Write out the material exactly, with the pictures left out.

--- Begin Data shown ---

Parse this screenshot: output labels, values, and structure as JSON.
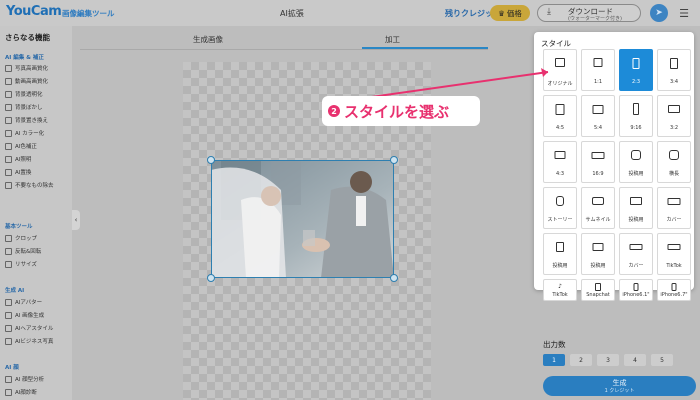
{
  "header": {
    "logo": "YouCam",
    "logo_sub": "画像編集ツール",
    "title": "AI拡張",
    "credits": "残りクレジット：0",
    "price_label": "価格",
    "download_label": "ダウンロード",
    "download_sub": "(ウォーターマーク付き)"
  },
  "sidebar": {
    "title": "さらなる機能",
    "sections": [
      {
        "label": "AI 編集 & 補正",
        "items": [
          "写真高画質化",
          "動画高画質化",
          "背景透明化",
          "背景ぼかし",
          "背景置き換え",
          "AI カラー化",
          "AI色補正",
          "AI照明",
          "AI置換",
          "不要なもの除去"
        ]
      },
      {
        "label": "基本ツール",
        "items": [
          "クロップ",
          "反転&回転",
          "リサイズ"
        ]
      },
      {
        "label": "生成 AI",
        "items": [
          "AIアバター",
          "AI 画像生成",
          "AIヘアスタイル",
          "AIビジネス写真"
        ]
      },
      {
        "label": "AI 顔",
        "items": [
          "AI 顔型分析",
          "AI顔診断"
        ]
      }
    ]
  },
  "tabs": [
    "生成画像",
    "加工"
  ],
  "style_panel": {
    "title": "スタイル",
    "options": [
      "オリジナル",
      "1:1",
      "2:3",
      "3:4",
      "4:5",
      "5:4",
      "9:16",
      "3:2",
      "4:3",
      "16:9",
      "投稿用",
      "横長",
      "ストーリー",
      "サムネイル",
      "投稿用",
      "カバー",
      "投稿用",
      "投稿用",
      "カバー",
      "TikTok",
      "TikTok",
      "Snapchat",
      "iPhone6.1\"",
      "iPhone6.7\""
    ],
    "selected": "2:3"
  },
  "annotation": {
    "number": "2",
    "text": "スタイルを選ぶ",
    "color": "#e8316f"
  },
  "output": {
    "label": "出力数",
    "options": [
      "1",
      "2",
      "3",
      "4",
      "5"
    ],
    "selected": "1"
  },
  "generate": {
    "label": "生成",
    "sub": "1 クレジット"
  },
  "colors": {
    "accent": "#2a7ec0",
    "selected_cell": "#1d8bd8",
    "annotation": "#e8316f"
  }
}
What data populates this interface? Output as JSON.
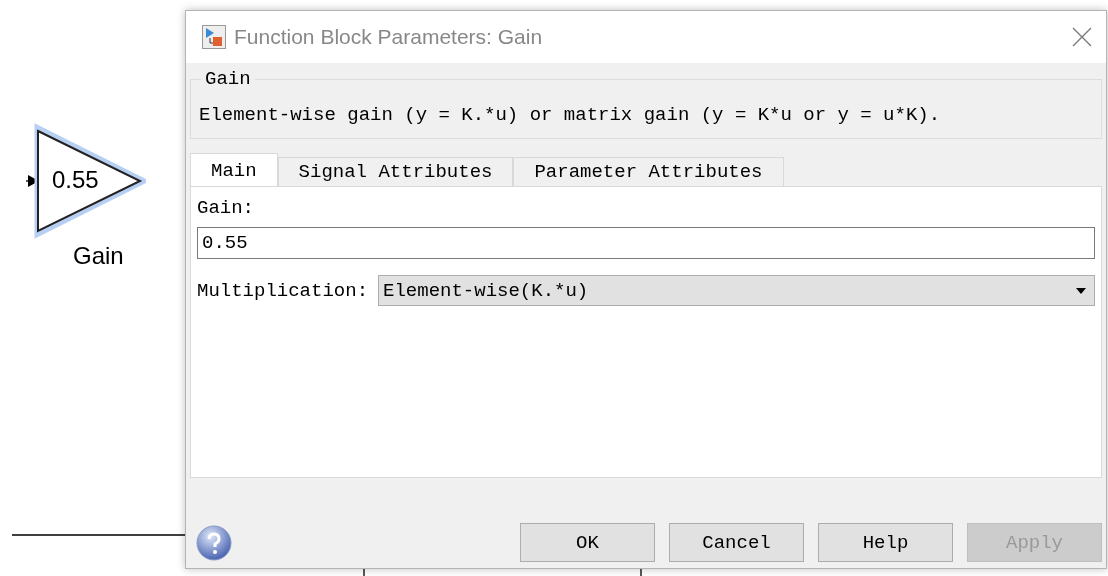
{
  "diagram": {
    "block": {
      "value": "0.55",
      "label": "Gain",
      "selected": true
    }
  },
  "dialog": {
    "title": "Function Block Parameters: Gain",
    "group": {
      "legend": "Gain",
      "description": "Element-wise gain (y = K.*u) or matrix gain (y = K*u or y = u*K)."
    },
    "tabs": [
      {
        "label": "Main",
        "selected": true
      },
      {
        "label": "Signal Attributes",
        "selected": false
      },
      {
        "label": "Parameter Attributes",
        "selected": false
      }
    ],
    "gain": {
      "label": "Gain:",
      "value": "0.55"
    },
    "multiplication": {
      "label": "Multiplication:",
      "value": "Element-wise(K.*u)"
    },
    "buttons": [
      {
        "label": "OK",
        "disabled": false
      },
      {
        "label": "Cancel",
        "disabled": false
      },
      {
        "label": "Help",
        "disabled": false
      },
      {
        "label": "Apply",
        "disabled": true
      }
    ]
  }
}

--- End Data shown ---

• [In response]
Parse this screenshot: output labels, values, and structure as JSON.
{
  "header": {
    "logo": "YouCam",
    "logo_sub": "画像編集ツール",
    "title": "AI拡張",
    "credits": "残りクレジット：0",
    "price_label": "価格",
    "download_label": "ダウンロード",
    "download_sub": "(ウォーターマーク付き)"
  },
  "sidebar": {
    "title": "さらなる機能",
    "sections": [
      {
        "label": "AI 編集 & 補正",
        "items": [
          "写真高画質化",
          "動画高画質化",
          "背景透明化",
          "背景ぼかし",
          "背景置き換え",
          "AI カラー化",
          "AI色補正",
          "AI照明",
          "AI置換",
          "不要なもの除去"
        ]
      },
      {
        "label": "基本ツール",
        "items": [
          "クロップ",
          "反転&回転",
          "リサイズ"
        ]
      },
      {
        "label": "生成 AI",
        "items": [
          "AIアバター",
          "AI 画像生成",
          "AIヘアスタイル",
          "AIビジネス写真"
        ]
      },
      {
        "label": "AI 顔",
        "items": [
          "AI 顔型分析",
          "AI顔診断"
        ]
      }
    ]
  },
  "tabs": [
    "生成画像",
    "加工"
  ],
  "style_panel": {
    "title": "スタイル",
    "options": [
      "オリジナル",
      "1:1",
      "2:3",
      "3:4",
      "4:5",
      "5:4",
      "9:16",
      "3:2",
      "4:3",
      "16:9",
      "投稿用",
      "横長",
      "ストーリー",
      "サムネイル",
      "投稿用",
      "カバー",
      "投稿用",
      "投稿用",
      "カバー",
      "TikTok",
      "TikTok",
      "Snapchat",
      "iPhone6.1\"",
      "iPhone6.7\""
    ],
    "selected": "2:3"
  },
  "annotation": {
    "number": "2",
    "text": "スタイルを選ぶ",
    "color": "#e8316f"
  },
  "output": {
    "label": "出力数",
    "options": [
      "1",
      "2",
      "3",
      "4",
      "5"
    ],
    "selected": "1"
  },
  "generate": {
    "label": "生成",
    "sub": "1 クレジット"
  },
  "colors": {
    "accent": "#2a7ec0",
    "selected_cell": "#1d8bd8",
    "annotation": "#e8316f"
  }
}
What data populates this interface? Output as JSON.
{
  "diagram": {
    "block": {
      "value": "0.55",
      "label": "Gain",
      "selected": true
    }
  },
  "dialog": {
    "title": "Function Block Parameters: Gain",
    "group": {
      "legend": "Gain",
      "description": "Element-wise gain (y = K.*u) or matrix gain (y = K*u or y = u*K)."
    },
    "tabs": [
      {
        "label": "Main",
        "selected": true
      },
      {
        "label": "Signal Attributes",
        "selected": false
      },
      {
        "label": "Parameter Attributes",
        "selected": false
      }
    ],
    "gain": {
      "label": "Gain:",
      "value": "0.55"
    },
    "multiplication": {
      "label": "Multiplication:",
      "value": "Element-wise(K.*u)"
    },
    "buttons": [
      {
        "label": "OK",
        "disabled": false
      },
      {
        "label": "Cancel",
        "disabled": false
      },
      {
        "label": "Help",
        "disabled": false
      },
      {
        "label": "Apply",
        "disabled": true
      }
    ]
  }
}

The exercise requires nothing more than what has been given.